[begin DATA RECORDS]

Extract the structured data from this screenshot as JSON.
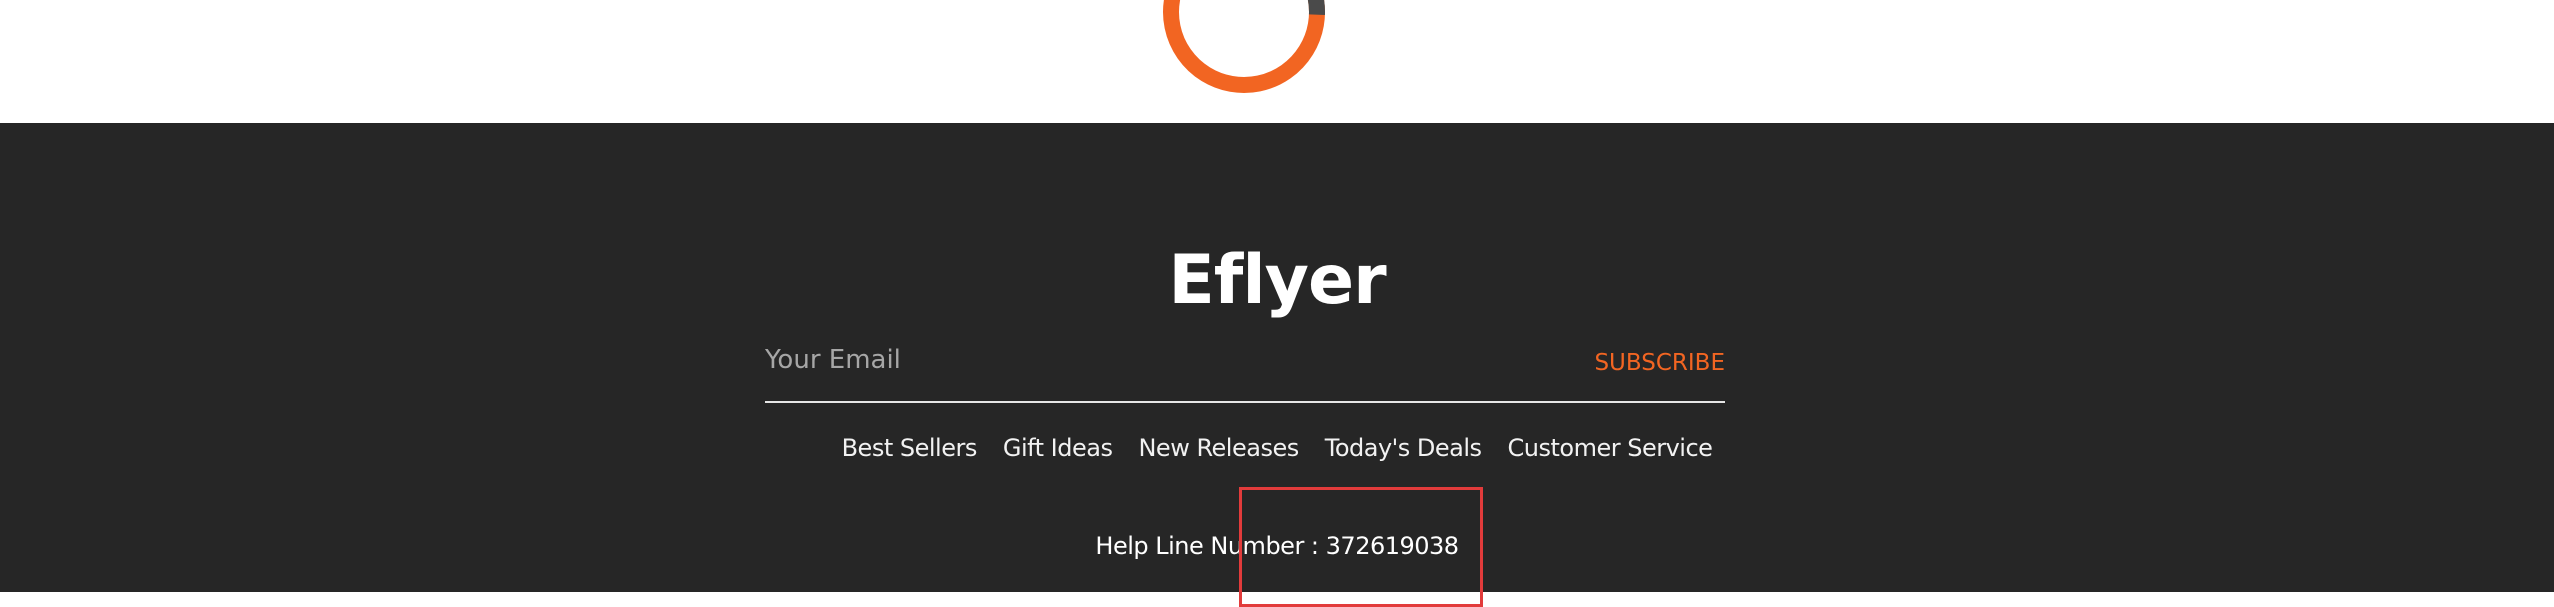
{
  "loader": {
    "icon": "loading-spinner-icon",
    "colors": {
      "primary": "#f26522",
      "secondary": "#4a4a4a"
    }
  },
  "footer": {
    "brand": "Eflyer",
    "newsletter": {
      "email_placeholder": "Your Email",
      "email_value": "",
      "subscribe_label": "SUBSCRIBE"
    },
    "nav": [
      {
        "label": "Best Sellers"
      },
      {
        "label": "Gift Ideas"
      },
      {
        "label": "New Releases"
      },
      {
        "label": "Today's Deals"
      },
      {
        "label": "Customer Service"
      }
    ],
    "helpline": "Help Line Number : 372619038",
    "colors": {
      "background": "#262626",
      "accent": "#f26522",
      "text": "#ffffff",
      "highlight": "#e23b3b"
    }
  }
}
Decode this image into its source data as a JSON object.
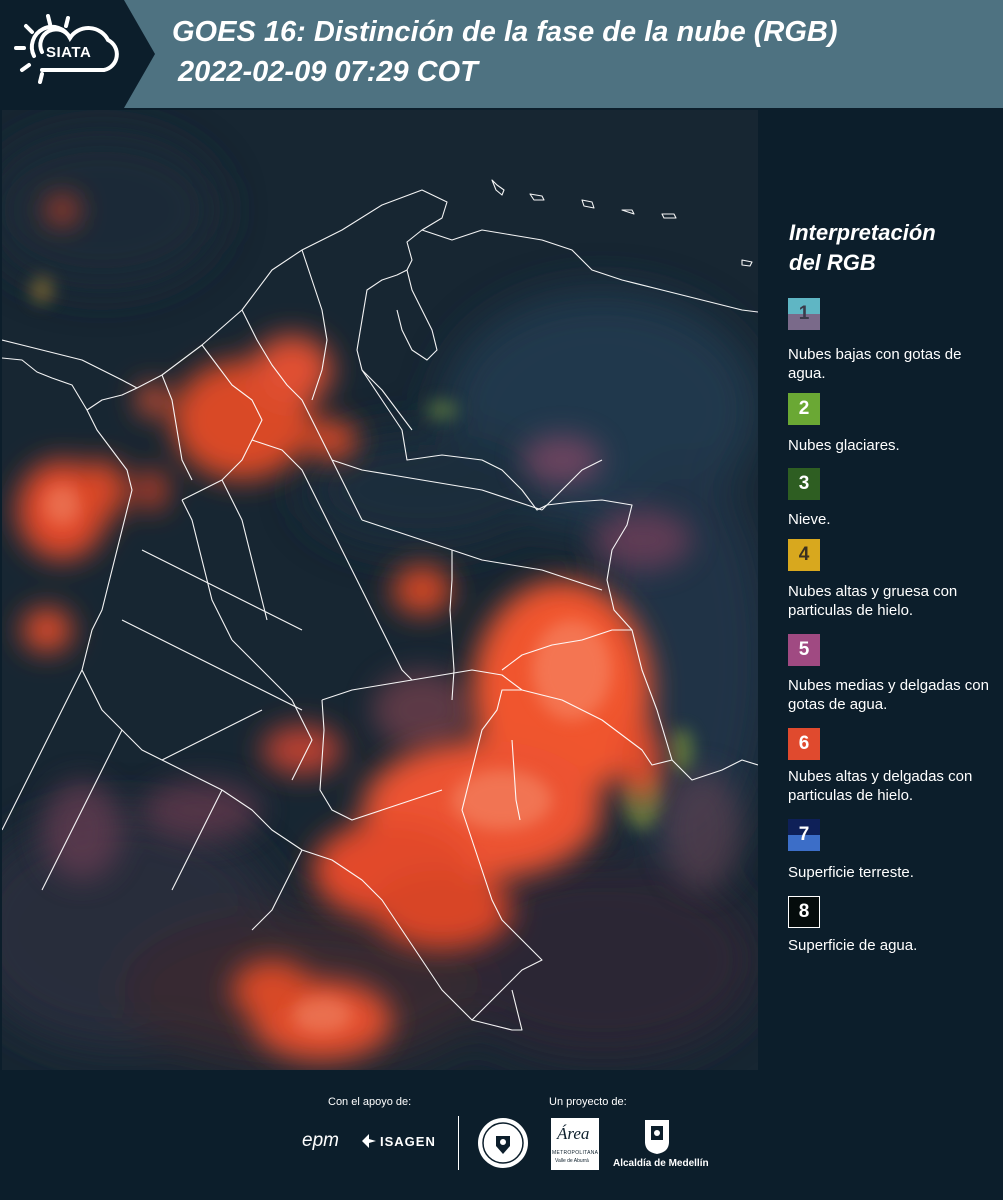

[end DATA RECORDS]

Reproduce every entry word for word, but skip any pictures.

Extract the structured data from this screenshot as JSON.
{
  "loader": {
    "icon": "loading-spinner-icon",
    "colors": {
      "primary": "#f26522",
      "secondary": "#4a4a4a"
    }
  },
  "footer": {
    "brand": "Eflyer",
    "newsletter": {
      "email_placeholder": "Your Email",
      "email_value": "",
      "subscribe_label": "SUBSCRIBE"
    },
    "nav": [
      {
        "label": "Best Sellers"
      },
      {
        "label": "Gift Ideas"
      },
      {
        "label": "New Releases"
      },
      {
        "label": "Today's Deals"
      },
      {
        "label": "Customer Service"
      }
    ],
    "helpline": "Help Line Number : 372619038",
    "colors": {
      "background": "#262626",
      "accent": "#f26522",
      "text": "#ffffff",
      "highlight": "#e23b3b"
    }
  }
}
Decode this image into its source data as a JSON object.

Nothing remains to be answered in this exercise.